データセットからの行

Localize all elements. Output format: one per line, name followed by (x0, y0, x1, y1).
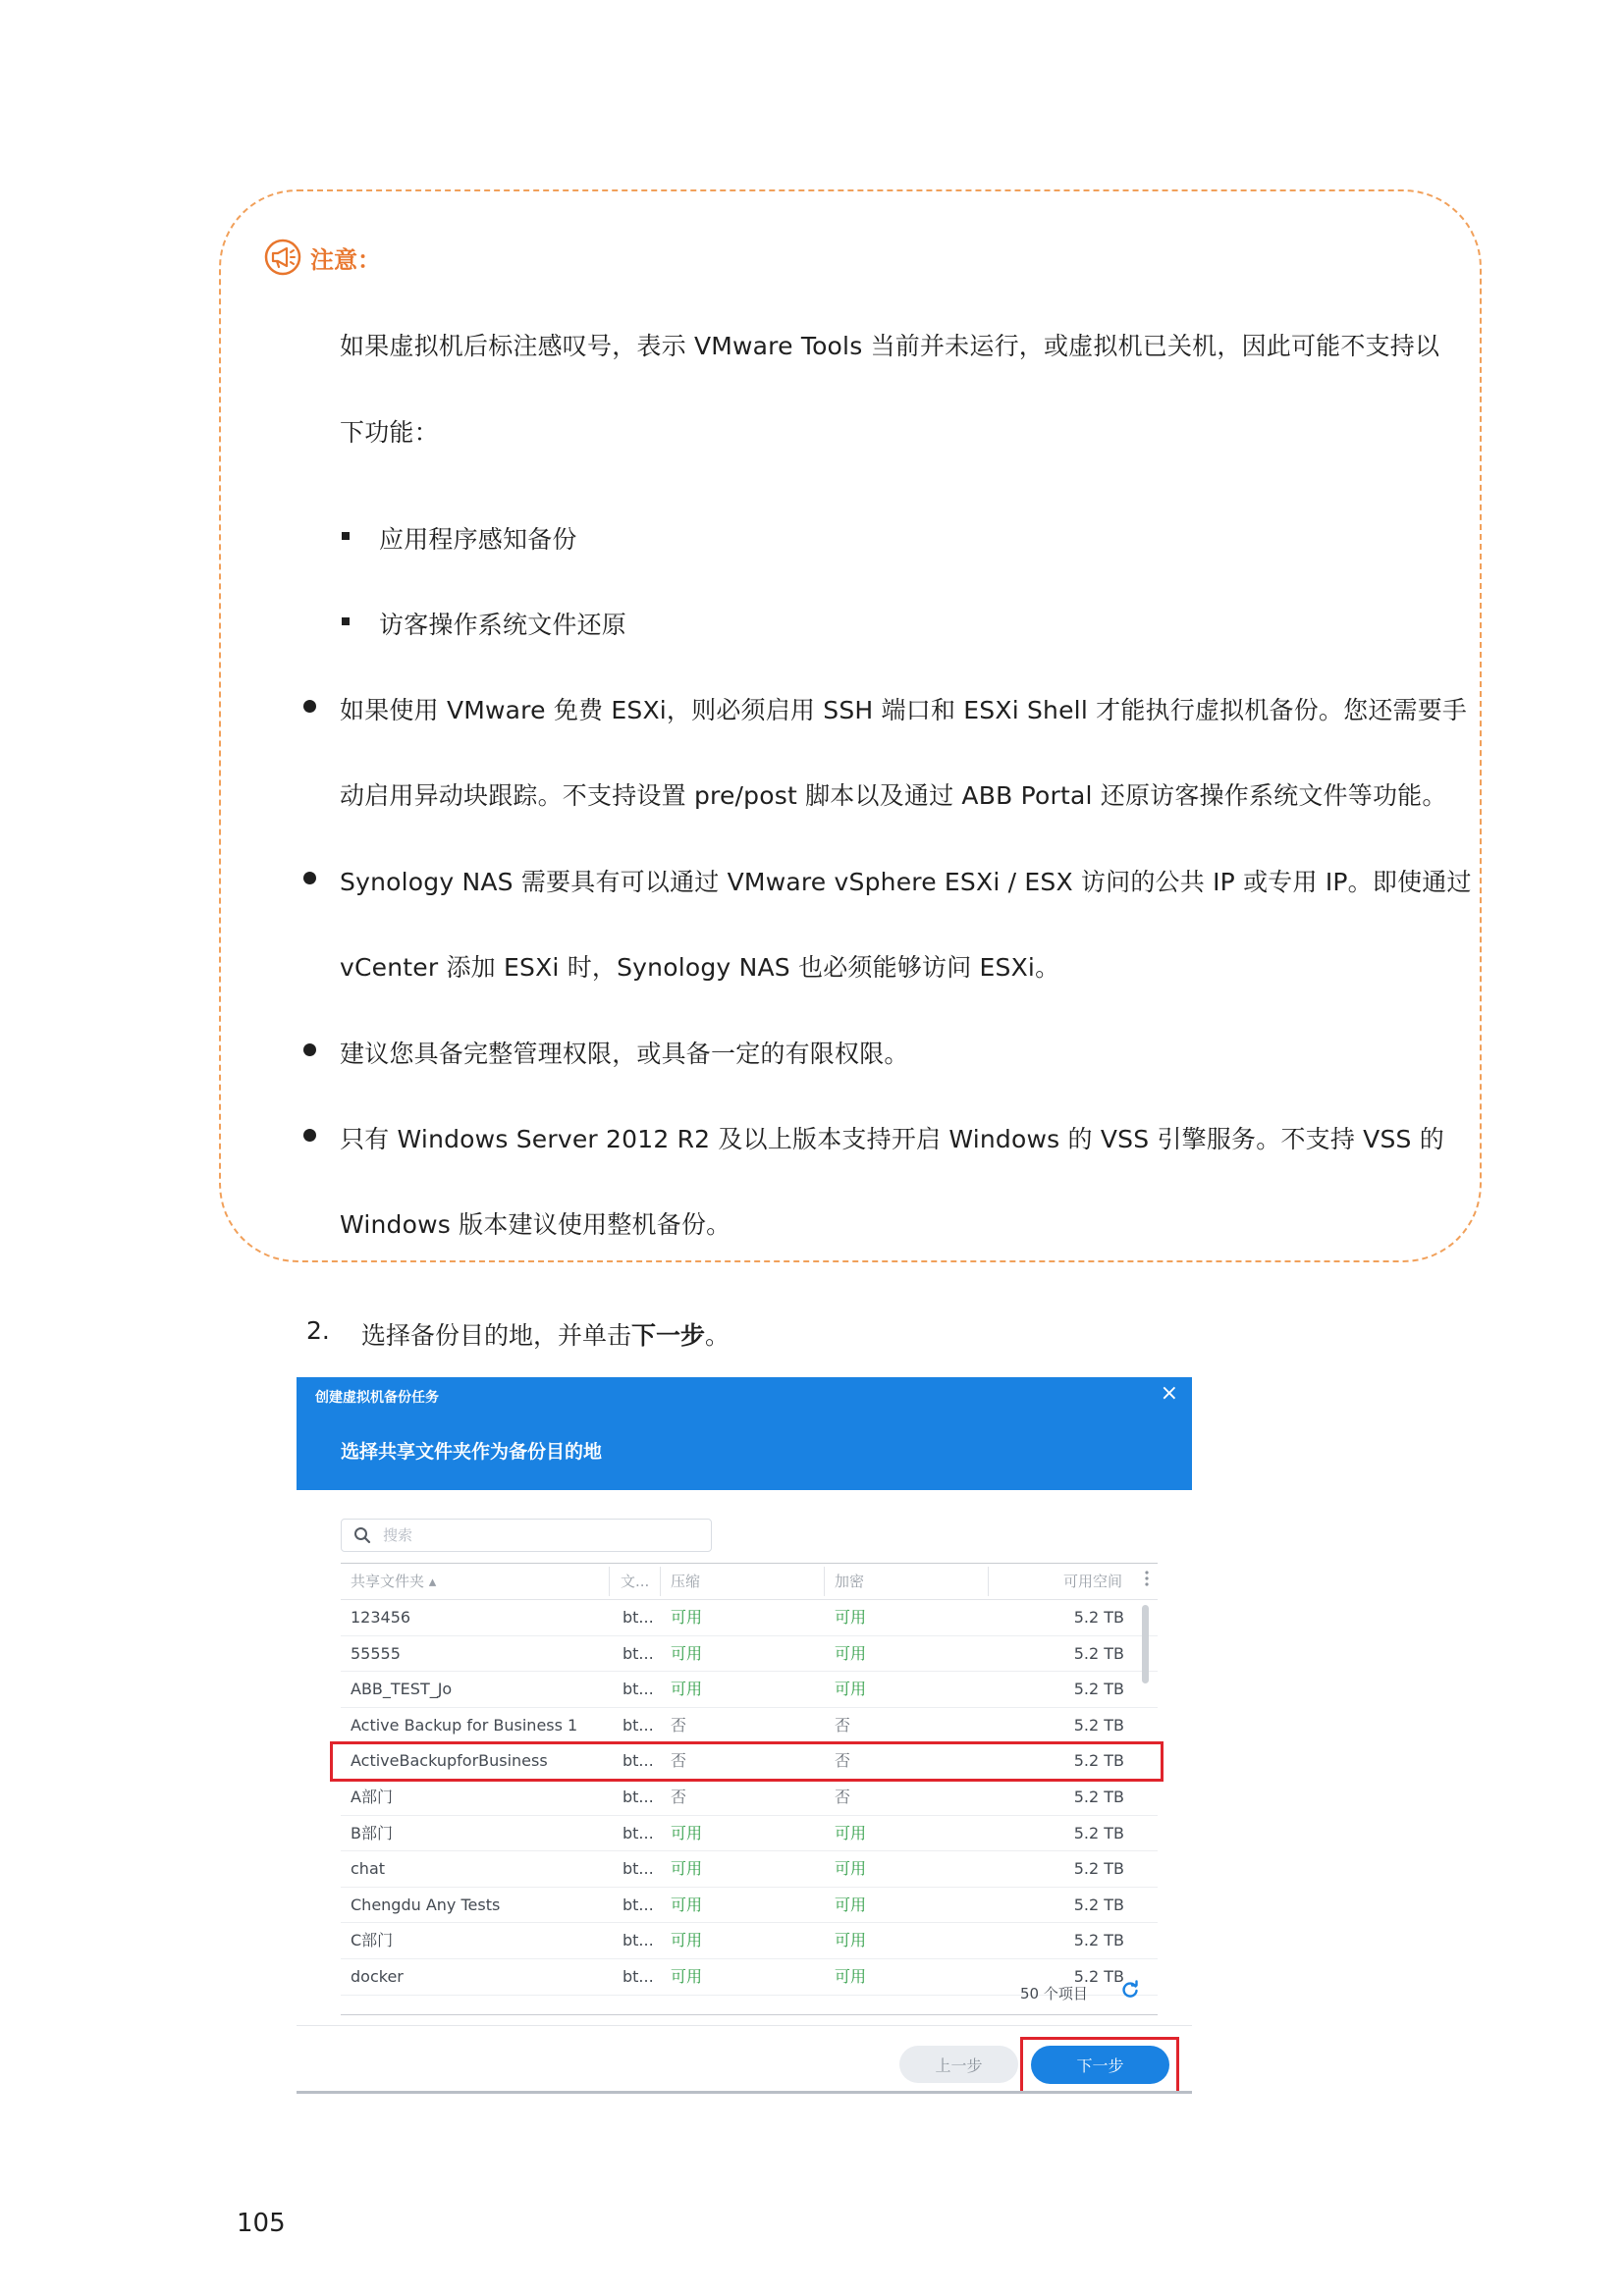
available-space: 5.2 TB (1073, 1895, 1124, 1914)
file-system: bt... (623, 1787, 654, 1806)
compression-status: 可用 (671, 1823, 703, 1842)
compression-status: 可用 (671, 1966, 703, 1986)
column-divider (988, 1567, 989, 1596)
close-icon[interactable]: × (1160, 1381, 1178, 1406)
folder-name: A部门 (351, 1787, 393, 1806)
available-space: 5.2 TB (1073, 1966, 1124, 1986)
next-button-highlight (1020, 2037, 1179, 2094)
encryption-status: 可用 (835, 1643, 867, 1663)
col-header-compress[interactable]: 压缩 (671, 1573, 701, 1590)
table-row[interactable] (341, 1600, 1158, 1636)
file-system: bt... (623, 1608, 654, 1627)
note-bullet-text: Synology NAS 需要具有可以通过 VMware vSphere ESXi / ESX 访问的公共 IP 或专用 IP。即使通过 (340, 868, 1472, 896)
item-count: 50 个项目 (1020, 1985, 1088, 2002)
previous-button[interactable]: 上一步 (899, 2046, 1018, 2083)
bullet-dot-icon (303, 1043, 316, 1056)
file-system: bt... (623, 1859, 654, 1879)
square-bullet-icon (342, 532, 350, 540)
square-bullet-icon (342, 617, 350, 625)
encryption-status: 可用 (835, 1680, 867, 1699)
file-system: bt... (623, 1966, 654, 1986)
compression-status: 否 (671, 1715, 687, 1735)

• **与えられた課題**: 上の行をすべて一字一句変えずに打ち直してください。画像は答えに含めないでください。

• **正しい出力**:
Localize all elements. Output format: one per line, name followed by (x0, y0, x1, y1).
available-space: 5.2 TB (1073, 1895, 1124, 1914)
file-system: bt... (623, 1787, 654, 1806)
compression-status: 可用 (671, 1823, 703, 1842)
compression-status: 可用 (671, 1966, 703, 1986)
column-divider (988, 1567, 989, 1596)
close-icon[interactable]: × (1160, 1381, 1178, 1406)
folder-name: A部门 (351, 1787, 393, 1806)
available-space: 5.2 TB (1073, 1966, 1124, 1986)
next-button-highlight (1020, 2037, 1179, 2094)
encryption-status: 可用 (835, 1643, 867, 1663)
col-header-compress[interactable]: 压缩 (671, 1573, 701, 1590)
table-row[interactable] (341, 1600, 1158, 1636)
file-system: bt... (623, 1608, 654, 1627)
note-bullet-text: Synology NAS 需要具有可以通过 VMware vSphere ESXi / ESX 访问的公共 IP 或专用 IP。即使通过 (340, 868, 1472, 896)
item-count: 50 个项目 (1020, 1985, 1088, 2002)
previous-button[interactable]: 上一步 (899, 2046, 1018, 2083)
bullet-dot-icon (303, 1043, 316, 1056)
file-system: bt... (623, 1859, 654, 1879)
square-bullet-icon (342, 532, 350, 540)
square-bullet-icon (342, 617, 350, 625)
encryption-status: 可用 (835, 1680, 867, 1699)
file-system: bt... (623, 1966, 654, 1986)
compression-status: 否 (671, 1715, 687, 1735)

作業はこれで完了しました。